* **Supplied passage**:
Maxillary alveolar cleft repair in dogs using recombinant human bone morphogenetic protein-2 and a polymer carrier.

Recombinant human bone morphogenetic protein-2 was evaluated in maxillary alveolar clefts in 24 adult, skeletally mature Foxhound dogs. Bilateral clefts were prepared, 1 cm in bony width, lined with healthy epithelium with functional teeth on each side, and were expected not to heal spontaneously with new bone. Preparation of bilateral clefts in 24 dogs permitted 48 recipient sites divided evenly among four treatment and two time periods (2 and 4 months), yielding six replicates per treatment per time. The overall goal for the study was to regenerate bone in the cleft using one of three treatments: (2) 200 microgram recombinant human bone morphogenetic protein-2 combined with the copolymer poly(lactide-co-glycolide) and autogenous blood, (2) poly(lactide-co-glycolide) and autogenous blood, or (3) an autograft from the posterior iliac crest. A fourth group consisted of untreated alveolar cleft defects. At designated times, dogs were euthanized, and the recipient beds with contiguous bone were recovered, processed, and assessed radiographically and histologically. Autograft-treated defects had more bone than other treatments at 2 months; however, by 4 months, there were no differences among treatments, except for the poly(lactide-co-glycolide) group, which had the least amount of bone. Response to the recombinant human bone morphogenetic protein-2 may have been suboptimal either because the dose was too low or because the poly(lactide-co-glycolide)-autogenous blood delivery system did not temporally maintain and spatially position recombinant human bone morphogenetic protein-2 at the recipient bed. In addition, the development of a nonhealing, critical-sized defect in the maxilla of the dog appears to require a more aggressive resection of bone to preclude spontaneous osseous regeneration.

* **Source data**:

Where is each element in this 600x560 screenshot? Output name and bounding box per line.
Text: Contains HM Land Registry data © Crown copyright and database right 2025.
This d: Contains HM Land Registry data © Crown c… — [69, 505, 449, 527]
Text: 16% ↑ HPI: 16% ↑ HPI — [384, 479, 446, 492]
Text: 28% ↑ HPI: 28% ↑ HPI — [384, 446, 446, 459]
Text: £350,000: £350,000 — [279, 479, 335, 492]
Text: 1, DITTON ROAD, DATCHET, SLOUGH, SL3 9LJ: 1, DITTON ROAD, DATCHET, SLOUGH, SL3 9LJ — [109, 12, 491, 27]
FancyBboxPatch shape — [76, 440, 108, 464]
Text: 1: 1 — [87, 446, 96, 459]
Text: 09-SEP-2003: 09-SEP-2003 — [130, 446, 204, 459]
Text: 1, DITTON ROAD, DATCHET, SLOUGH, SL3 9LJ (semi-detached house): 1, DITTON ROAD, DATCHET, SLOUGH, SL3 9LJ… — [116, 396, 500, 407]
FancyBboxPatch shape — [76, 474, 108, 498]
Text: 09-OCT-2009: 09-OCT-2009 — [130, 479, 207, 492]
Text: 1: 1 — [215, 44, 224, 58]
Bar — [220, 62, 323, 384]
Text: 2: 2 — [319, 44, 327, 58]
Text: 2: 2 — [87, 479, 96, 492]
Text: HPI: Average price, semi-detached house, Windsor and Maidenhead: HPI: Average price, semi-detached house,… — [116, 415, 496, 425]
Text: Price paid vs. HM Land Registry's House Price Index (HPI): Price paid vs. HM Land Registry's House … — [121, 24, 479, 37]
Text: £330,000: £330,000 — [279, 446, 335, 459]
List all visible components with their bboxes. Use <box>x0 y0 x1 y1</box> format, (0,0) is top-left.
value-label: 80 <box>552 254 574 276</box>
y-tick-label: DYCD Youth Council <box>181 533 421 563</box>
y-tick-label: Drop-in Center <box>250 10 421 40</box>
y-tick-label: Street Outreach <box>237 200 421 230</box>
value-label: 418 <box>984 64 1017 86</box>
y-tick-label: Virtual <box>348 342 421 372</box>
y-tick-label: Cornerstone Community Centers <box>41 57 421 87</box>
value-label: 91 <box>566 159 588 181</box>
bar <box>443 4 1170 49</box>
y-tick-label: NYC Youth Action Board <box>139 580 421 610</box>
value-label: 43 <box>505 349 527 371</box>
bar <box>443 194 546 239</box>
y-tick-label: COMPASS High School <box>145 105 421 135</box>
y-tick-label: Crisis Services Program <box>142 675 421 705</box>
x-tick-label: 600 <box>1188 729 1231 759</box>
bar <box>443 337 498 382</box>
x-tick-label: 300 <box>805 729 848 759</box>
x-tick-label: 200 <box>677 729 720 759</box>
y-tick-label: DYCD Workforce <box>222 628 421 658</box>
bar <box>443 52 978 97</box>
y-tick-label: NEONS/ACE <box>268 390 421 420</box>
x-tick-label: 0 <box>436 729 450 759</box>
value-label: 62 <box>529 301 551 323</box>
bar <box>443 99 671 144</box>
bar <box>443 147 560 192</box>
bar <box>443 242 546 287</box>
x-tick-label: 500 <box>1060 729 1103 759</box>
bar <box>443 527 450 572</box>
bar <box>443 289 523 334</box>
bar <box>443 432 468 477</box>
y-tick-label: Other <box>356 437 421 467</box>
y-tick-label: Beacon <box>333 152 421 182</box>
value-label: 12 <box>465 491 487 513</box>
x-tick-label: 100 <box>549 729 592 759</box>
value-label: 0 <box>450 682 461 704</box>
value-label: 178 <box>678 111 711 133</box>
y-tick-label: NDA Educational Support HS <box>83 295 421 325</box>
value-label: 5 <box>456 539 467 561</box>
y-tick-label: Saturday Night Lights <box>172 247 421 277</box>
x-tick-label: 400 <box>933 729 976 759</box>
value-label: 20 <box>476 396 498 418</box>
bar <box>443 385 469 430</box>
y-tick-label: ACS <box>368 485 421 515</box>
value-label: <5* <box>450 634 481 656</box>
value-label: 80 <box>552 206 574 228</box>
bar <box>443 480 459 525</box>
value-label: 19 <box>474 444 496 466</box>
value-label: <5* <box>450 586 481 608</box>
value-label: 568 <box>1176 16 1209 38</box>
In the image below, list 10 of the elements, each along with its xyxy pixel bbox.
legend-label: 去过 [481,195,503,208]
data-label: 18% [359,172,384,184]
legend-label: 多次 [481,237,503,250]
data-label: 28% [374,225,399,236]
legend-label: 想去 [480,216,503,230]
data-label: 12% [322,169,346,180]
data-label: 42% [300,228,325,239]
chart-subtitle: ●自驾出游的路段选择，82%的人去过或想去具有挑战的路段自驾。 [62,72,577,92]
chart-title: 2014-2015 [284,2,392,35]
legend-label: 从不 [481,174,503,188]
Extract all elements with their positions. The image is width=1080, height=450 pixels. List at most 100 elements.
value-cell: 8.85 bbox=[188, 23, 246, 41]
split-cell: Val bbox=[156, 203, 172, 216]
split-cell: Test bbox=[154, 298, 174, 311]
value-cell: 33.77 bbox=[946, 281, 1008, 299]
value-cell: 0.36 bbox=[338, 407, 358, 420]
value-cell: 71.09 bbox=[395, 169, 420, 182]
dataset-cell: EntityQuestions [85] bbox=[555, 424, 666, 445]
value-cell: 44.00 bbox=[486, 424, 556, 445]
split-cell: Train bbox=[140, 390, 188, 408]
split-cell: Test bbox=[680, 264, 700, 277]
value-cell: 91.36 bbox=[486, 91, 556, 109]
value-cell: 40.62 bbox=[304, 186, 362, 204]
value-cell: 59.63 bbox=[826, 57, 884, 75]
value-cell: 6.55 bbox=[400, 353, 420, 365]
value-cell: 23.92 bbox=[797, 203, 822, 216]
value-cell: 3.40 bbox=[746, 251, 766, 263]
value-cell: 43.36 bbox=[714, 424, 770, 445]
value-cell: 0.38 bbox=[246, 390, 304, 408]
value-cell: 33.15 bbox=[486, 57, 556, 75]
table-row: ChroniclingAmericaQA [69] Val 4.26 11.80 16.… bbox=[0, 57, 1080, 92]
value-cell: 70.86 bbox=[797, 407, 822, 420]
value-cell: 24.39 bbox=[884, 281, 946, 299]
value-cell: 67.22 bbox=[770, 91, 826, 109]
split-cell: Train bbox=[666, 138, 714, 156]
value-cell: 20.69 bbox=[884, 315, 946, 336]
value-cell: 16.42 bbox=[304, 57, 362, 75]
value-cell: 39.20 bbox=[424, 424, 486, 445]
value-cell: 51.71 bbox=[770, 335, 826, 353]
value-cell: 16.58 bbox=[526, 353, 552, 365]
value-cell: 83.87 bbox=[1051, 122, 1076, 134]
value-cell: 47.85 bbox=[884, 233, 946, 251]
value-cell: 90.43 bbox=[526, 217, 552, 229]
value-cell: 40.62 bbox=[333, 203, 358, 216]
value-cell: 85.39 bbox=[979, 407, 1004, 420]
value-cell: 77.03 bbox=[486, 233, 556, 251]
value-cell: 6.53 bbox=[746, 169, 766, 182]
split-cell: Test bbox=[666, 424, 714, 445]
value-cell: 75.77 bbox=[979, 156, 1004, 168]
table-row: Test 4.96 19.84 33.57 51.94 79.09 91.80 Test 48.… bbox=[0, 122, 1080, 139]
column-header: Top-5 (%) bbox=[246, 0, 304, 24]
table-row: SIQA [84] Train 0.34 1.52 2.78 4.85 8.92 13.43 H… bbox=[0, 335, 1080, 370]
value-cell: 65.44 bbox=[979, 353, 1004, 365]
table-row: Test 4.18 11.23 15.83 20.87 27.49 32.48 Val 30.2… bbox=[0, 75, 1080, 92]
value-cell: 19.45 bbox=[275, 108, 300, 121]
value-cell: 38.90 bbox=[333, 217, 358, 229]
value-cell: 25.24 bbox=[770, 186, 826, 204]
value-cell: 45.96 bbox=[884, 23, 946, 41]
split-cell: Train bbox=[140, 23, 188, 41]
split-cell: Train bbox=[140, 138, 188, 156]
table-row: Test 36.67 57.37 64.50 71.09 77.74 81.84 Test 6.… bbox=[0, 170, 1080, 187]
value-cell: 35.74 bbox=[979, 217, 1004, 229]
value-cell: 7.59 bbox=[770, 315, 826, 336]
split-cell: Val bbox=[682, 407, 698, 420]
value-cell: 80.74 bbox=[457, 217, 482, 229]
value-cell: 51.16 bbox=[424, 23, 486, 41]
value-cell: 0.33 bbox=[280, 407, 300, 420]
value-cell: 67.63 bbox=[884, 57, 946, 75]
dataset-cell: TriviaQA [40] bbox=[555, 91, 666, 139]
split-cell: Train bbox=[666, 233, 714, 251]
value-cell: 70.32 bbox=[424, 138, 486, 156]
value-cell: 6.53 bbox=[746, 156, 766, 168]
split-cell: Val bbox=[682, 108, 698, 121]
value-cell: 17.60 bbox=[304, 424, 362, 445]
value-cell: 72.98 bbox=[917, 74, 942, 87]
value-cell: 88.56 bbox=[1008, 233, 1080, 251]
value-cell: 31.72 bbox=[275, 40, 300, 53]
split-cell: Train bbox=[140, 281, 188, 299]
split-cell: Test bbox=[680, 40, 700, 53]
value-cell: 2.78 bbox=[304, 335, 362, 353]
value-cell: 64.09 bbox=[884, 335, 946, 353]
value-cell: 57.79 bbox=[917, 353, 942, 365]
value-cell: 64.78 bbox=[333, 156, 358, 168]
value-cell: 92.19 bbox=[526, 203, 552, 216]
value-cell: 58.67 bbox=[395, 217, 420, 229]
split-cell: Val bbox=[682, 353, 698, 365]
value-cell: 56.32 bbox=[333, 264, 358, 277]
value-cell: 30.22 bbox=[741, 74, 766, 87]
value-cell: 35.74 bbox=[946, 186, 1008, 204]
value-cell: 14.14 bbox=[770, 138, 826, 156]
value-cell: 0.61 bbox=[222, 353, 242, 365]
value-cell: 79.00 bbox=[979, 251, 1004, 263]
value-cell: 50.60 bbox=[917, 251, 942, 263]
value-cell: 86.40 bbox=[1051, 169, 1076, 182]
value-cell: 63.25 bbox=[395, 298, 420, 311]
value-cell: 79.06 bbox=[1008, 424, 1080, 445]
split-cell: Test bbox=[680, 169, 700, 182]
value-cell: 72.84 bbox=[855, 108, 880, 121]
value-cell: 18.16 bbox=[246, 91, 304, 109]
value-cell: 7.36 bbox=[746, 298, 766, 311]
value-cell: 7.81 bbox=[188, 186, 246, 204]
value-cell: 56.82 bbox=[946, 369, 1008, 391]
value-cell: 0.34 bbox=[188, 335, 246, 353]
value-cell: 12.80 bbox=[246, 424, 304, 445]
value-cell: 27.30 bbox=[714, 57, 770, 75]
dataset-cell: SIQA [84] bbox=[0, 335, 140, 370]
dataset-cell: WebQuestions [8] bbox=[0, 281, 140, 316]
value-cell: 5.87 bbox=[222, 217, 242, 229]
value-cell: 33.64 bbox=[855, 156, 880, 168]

* **Work request**: In the passage on alveolar cleft repair in dogs, which group had the least amount of bone at 4 months?

* **Answer space**: The poly(lactide-co-glycolide) group had the least amount of bone at 4 months.